## What to do
Collect each line of the records containing the string "Dich".

## Records provided
------------------------

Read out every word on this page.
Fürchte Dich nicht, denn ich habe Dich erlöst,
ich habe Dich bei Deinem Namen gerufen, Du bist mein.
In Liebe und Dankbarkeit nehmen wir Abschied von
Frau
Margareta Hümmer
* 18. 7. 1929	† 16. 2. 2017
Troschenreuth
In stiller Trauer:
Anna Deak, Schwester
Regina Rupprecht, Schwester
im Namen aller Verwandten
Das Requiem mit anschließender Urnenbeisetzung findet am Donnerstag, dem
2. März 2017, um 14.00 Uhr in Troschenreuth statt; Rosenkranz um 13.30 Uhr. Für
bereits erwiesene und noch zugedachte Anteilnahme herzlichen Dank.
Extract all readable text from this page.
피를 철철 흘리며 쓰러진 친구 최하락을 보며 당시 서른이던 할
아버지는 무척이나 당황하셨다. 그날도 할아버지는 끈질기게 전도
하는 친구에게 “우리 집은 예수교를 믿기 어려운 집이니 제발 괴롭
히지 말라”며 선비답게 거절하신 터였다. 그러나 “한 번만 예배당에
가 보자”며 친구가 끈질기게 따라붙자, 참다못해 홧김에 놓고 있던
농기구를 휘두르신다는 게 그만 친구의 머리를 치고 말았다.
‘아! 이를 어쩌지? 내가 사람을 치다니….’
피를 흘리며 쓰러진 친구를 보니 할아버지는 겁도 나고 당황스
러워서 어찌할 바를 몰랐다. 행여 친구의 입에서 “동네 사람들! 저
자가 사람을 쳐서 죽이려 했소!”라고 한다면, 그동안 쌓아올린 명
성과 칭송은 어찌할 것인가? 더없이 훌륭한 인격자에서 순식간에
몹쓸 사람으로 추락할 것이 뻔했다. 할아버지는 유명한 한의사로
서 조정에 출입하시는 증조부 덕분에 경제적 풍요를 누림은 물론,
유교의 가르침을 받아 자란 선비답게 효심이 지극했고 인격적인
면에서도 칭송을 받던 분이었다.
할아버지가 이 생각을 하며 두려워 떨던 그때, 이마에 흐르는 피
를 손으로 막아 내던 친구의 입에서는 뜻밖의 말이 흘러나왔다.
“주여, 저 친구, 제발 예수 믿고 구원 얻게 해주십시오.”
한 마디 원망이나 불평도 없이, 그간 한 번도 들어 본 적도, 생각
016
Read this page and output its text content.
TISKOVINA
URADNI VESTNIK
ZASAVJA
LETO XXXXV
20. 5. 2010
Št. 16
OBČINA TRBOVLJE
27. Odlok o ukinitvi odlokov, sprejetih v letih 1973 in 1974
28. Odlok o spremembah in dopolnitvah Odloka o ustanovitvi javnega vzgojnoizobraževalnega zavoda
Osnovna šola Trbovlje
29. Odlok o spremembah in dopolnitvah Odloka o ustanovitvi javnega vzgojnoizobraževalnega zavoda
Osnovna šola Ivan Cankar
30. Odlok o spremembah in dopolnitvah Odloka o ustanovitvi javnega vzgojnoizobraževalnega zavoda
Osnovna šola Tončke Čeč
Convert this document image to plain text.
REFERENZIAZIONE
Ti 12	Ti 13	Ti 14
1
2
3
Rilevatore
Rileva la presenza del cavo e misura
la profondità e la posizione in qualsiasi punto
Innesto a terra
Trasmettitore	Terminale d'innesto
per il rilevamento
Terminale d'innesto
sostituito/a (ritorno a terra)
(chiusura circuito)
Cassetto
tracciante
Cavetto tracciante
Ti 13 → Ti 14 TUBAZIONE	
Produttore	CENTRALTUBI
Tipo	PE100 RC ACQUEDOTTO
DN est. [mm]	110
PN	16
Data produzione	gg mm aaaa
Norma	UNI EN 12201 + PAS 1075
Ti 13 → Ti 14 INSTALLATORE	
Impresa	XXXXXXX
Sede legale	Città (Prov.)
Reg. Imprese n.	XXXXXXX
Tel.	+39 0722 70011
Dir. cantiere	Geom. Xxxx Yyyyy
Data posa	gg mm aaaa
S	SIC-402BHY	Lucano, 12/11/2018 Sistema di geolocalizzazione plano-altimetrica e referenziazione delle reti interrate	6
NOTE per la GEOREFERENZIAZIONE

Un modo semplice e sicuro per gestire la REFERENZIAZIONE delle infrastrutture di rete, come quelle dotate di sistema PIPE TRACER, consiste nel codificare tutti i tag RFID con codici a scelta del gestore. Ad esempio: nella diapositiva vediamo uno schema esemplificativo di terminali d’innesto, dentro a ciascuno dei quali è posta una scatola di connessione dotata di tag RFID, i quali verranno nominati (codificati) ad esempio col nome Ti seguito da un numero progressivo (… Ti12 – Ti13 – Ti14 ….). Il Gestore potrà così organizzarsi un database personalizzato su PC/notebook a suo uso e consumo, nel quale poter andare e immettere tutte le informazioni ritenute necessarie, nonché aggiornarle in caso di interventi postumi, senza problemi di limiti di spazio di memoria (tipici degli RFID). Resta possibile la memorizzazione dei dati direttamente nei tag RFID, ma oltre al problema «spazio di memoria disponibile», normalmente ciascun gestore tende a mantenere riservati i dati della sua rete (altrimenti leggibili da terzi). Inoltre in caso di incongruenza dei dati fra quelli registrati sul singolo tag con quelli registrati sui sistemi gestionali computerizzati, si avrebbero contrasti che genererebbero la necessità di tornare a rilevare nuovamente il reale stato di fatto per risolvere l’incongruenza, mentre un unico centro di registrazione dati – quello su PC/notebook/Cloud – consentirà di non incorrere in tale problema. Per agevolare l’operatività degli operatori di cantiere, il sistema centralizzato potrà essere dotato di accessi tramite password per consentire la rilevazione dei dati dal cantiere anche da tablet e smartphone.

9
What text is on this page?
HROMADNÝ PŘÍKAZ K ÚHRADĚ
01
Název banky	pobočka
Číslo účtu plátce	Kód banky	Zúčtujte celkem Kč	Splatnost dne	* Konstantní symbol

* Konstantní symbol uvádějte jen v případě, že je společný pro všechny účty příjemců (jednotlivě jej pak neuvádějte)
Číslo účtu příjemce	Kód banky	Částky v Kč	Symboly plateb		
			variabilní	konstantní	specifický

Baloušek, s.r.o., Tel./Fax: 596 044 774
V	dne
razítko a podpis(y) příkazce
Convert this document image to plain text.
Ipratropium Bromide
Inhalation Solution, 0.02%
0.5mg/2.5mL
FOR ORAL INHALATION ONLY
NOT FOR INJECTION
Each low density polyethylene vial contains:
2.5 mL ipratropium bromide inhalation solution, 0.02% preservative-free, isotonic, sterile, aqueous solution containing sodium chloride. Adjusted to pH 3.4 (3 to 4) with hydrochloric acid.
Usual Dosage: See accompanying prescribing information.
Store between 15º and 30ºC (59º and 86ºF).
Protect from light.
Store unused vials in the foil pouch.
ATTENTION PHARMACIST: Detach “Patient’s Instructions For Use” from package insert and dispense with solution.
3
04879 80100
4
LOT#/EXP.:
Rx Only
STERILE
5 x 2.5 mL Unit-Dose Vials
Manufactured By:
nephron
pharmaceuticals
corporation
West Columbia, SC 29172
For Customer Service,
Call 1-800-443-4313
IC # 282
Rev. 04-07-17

------------------------

## Solution
Fürchte Dich nicht, denn ich habe Dich erlöst,
ich habe Dich bei Deinem Namen gerufen, Du bist mein.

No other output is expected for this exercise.